_TASK TO CARRY OUT_
Copy each line below that contains "color".

_DATA SUPPLIED_
------------------------------------
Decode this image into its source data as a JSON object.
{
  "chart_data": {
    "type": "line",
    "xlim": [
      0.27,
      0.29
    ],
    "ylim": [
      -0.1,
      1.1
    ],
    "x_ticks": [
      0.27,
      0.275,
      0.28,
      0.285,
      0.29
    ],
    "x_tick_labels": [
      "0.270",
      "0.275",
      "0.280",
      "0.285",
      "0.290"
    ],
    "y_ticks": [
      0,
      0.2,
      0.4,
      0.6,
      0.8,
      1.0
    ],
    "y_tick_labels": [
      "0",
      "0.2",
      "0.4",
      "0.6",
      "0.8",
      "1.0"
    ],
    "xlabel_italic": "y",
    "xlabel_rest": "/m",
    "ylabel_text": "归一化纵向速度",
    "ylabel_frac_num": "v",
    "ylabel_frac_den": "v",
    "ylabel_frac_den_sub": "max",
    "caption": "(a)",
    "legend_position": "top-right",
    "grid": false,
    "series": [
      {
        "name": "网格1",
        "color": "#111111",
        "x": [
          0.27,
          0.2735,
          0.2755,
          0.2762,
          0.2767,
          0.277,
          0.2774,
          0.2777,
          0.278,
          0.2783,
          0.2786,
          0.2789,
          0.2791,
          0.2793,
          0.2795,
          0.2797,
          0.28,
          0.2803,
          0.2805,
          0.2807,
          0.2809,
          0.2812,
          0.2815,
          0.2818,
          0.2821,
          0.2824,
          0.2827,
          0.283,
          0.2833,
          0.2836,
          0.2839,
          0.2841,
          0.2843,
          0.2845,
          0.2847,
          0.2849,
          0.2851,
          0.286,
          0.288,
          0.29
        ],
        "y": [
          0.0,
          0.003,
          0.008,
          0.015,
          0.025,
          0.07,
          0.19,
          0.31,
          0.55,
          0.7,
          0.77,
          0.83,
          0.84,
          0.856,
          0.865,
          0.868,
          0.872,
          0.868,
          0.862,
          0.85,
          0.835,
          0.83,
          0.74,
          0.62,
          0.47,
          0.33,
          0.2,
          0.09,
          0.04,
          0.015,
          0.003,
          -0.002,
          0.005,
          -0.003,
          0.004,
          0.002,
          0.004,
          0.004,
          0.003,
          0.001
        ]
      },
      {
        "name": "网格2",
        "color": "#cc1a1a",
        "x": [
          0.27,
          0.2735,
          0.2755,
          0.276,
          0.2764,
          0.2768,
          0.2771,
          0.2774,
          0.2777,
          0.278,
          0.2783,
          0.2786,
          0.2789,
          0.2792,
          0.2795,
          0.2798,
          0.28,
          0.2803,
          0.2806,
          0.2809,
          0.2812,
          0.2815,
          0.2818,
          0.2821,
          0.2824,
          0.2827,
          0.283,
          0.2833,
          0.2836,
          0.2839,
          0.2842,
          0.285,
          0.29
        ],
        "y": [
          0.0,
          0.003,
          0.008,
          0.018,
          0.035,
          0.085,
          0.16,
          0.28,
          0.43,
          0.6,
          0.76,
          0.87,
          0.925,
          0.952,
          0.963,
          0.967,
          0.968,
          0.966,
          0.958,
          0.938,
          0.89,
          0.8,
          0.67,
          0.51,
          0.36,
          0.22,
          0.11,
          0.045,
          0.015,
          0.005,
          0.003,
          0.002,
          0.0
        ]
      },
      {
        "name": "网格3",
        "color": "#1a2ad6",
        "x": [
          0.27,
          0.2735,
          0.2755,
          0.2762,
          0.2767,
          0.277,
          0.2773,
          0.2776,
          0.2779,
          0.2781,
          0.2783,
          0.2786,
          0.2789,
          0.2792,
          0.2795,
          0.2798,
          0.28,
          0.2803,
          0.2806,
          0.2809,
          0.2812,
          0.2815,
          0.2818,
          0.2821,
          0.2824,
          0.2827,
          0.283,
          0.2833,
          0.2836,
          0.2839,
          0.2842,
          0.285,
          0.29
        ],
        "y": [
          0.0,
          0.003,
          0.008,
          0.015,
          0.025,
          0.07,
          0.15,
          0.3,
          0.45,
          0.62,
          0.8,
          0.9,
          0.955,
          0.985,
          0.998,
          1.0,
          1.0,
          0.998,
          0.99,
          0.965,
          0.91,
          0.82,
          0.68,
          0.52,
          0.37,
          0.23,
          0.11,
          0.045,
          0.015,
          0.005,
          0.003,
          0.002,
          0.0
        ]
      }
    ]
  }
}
------------------------------------
_RESULT FOR THIS TASK_
        "color": "#111111",
        "color": "#cc1a1a",
        "color": "#1a2ad6",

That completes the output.